Dataset items:
---

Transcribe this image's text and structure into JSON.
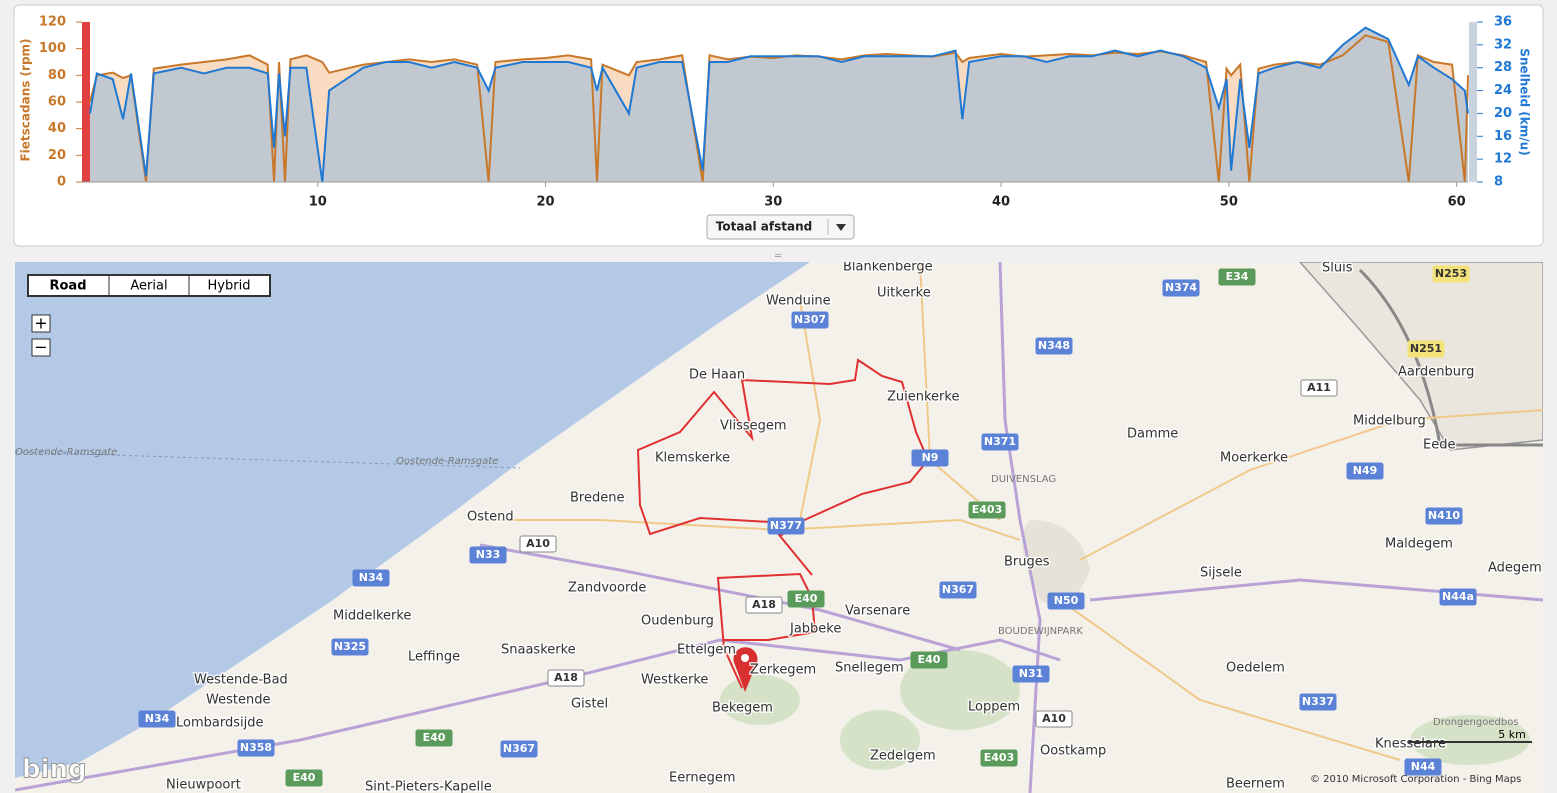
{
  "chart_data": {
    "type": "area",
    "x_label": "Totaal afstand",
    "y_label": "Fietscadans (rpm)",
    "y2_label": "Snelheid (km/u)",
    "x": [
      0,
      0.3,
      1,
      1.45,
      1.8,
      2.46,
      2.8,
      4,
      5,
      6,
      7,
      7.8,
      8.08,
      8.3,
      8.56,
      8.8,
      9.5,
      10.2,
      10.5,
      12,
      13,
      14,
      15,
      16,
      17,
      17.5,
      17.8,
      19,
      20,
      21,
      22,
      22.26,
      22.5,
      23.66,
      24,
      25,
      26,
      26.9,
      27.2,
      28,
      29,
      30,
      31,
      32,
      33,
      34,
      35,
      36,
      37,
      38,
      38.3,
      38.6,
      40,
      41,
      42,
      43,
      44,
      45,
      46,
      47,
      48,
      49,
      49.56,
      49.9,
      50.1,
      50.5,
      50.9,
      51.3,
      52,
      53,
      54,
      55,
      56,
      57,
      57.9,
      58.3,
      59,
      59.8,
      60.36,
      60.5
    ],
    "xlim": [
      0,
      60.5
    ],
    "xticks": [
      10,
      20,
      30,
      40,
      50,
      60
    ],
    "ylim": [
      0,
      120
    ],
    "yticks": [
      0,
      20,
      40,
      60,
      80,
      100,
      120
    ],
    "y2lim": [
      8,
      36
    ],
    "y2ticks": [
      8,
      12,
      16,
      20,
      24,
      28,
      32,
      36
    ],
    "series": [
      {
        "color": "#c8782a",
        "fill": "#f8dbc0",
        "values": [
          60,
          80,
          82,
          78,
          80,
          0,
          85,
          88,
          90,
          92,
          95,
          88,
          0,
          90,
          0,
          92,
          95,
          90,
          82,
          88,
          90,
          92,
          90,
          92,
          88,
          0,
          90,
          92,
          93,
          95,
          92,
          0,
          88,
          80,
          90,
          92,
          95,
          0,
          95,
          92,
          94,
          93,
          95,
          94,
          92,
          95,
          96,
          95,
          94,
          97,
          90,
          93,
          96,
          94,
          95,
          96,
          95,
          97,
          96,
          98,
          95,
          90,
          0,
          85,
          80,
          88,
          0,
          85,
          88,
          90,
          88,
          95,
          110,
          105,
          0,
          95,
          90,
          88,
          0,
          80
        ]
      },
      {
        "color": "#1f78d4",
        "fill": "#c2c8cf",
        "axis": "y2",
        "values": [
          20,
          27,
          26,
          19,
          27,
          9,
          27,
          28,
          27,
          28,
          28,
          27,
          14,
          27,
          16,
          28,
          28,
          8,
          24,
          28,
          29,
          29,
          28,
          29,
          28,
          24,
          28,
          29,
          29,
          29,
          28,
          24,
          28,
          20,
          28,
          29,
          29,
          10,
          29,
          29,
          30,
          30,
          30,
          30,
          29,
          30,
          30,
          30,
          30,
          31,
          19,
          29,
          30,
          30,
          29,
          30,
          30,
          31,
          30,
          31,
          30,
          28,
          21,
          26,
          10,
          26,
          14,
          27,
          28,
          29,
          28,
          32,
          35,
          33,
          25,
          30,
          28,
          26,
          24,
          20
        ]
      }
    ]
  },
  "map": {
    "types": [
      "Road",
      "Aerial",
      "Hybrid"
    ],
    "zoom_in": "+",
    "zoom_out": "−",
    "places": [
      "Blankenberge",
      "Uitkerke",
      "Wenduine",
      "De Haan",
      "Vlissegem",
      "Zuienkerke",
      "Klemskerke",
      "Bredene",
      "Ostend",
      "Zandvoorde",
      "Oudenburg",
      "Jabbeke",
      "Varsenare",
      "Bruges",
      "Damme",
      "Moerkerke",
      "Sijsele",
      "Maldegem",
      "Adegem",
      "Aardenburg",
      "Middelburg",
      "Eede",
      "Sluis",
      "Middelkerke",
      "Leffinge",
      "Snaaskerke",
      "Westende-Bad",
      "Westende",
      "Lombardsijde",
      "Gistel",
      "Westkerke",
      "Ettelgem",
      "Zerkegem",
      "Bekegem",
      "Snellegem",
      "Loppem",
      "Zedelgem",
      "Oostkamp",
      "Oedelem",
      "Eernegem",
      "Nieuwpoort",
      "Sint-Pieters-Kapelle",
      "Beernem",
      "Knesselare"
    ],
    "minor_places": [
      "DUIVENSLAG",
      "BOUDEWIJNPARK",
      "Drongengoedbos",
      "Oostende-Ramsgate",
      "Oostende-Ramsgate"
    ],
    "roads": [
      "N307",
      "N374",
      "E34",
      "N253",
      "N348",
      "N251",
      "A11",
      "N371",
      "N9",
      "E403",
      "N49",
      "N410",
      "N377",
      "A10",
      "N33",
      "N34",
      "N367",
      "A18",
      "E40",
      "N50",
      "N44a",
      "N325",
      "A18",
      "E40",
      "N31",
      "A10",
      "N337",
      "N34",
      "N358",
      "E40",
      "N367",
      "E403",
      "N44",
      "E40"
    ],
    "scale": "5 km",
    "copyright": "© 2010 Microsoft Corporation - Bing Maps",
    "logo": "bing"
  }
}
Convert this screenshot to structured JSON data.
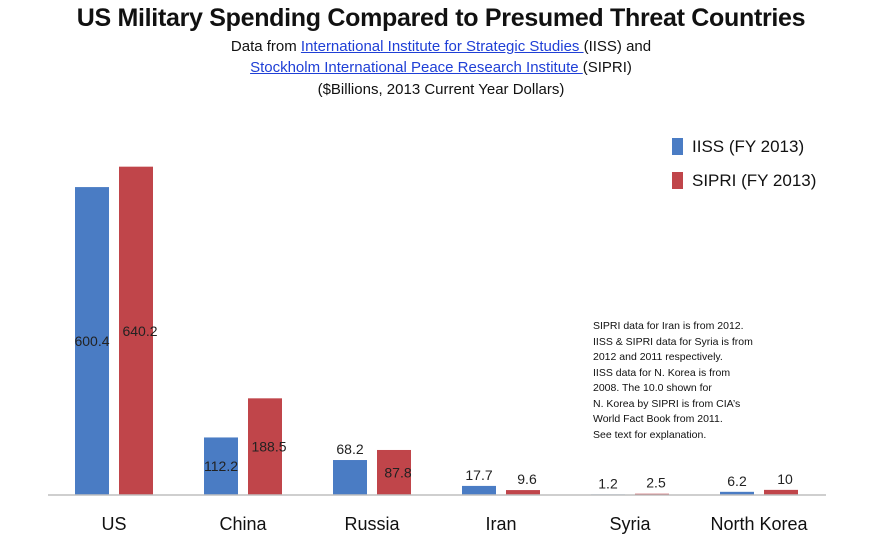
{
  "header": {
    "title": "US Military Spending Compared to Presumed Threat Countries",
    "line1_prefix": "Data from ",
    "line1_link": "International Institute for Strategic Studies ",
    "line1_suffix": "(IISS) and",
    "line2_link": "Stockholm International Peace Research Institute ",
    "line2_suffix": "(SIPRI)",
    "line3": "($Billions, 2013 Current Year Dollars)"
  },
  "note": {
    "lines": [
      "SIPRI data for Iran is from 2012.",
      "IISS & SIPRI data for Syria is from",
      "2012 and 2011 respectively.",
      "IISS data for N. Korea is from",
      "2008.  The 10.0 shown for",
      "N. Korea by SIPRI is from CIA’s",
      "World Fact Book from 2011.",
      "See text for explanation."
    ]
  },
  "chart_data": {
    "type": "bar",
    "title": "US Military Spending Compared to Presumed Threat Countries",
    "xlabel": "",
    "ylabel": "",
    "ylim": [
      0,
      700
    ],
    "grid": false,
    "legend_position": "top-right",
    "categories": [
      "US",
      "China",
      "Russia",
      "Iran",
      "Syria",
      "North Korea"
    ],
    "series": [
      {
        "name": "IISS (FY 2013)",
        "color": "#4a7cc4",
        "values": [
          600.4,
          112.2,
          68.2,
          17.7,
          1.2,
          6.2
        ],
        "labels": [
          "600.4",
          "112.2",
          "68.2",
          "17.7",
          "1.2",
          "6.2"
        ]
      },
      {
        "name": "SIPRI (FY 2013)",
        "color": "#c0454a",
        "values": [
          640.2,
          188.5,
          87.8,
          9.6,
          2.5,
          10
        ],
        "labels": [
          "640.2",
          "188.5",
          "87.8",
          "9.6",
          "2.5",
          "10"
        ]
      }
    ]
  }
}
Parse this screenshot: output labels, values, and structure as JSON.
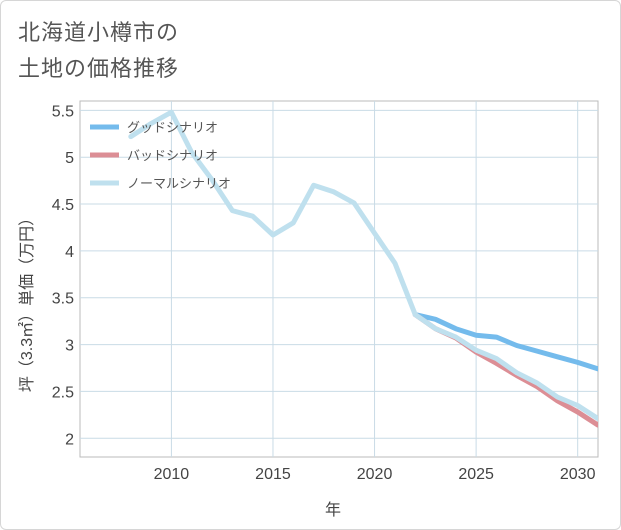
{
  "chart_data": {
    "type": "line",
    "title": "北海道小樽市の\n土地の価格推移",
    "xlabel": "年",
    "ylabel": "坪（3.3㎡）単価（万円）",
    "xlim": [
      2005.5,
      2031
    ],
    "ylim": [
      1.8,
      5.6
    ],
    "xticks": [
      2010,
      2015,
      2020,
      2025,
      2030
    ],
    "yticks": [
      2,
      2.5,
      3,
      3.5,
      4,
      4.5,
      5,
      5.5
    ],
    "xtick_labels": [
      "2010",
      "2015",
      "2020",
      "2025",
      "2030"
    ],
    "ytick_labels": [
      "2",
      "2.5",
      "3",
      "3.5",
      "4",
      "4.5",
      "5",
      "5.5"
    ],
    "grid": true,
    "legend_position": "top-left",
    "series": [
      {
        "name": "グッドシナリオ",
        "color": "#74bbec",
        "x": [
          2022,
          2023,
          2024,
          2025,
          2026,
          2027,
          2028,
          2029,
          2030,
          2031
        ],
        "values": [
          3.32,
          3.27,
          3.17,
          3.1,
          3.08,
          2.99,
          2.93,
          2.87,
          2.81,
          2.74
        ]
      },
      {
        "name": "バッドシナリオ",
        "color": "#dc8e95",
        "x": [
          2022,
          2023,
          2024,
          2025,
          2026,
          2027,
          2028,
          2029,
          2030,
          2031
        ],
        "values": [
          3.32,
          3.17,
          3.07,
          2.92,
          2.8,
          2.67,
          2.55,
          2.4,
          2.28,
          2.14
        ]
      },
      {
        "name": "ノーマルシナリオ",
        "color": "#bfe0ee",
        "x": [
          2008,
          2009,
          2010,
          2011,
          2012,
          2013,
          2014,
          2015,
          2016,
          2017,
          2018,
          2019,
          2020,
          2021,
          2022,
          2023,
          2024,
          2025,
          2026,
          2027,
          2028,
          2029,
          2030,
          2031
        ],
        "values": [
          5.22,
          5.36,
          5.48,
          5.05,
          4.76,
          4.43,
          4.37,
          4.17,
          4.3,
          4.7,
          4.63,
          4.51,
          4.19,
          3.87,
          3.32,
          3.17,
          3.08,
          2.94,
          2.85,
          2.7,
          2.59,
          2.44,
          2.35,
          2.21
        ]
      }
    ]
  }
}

---

Extract from the material all lines containing the string "International".

▶ [Solution to this task]:
    "line1_link": "International Institute for Strategic Studies ",
    "line2_link": "Stockholm International Peace Research Institute ",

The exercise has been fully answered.